▶ _Exercise directions_
Across the data below, how many lines hold "text"? Answer with that number and nothing else.

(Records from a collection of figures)
########
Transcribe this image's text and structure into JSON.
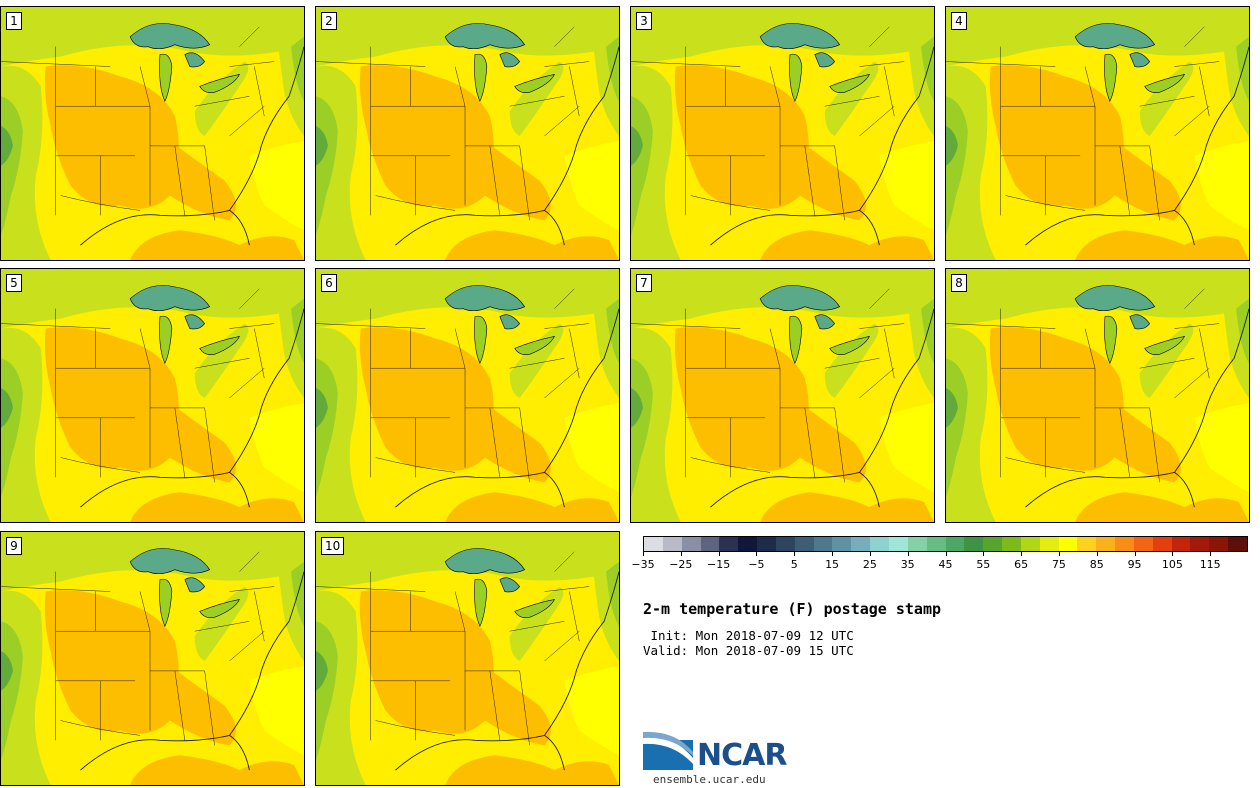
{
  "panels": [
    {
      "label": "1"
    },
    {
      "label": "2"
    },
    {
      "label": "3"
    },
    {
      "label": "4"
    },
    {
      "label": "5"
    },
    {
      "label": "6"
    },
    {
      "label": "7"
    },
    {
      "label": "8"
    },
    {
      "label": "9"
    },
    {
      "label": "10"
    }
  ],
  "colorbar": {
    "colors": [
      "#dcdde3",
      "#b9bac6",
      "#8a8fa5",
      "#5d647f",
      "#2b3153",
      "#0f173a",
      "#1d2a4a",
      "#2e4561",
      "#3e5d77",
      "#4d788e",
      "#5d93a4",
      "#77aebb",
      "#8fd1cf",
      "#9fe6d8",
      "#83d1a5",
      "#66bd84",
      "#4ea865",
      "#3e9444",
      "#56a52c",
      "#7dbb1c",
      "#b0d616",
      "#e4ec10",
      "#ffff00",
      "#fdd21f",
      "#fbb11c",
      "#f88e18",
      "#f26514",
      "#e33f0f",
      "#c3250b",
      "#a3190c",
      "#8c1508",
      "#5e1008"
    ],
    "tick_labels": [
      "−35",
      "−25",
      "−15",
      "−5",
      "5",
      "15",
      "25",
      "35",
      "45",
      "55",
      "65",
      "75",
      "85",
      "95",
      "105",
      "115"
    ]
  },
  "title": "2-m temperature (F) postage stamp",
  "init": " Init: Mon 2018-07-09 12 UTC",
  "valid": "Valid: Mon 2018-07-09 15 UTC",
  "logo": {
    "text": "NCAR",
    "url": "ensemble.ucar.edu"
  },
  "map_colors": {
    "base": "#ffee00",
    "warm": "#fdbe00",
    "cool": "#c8e11c",
    "cooler": "#9bcf25",
    "coolest": "#62ab3a",
    "lake": "#5aa989",
    "ocean": "#ffff00"
  }
}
########
▶ _Answer to the task_
2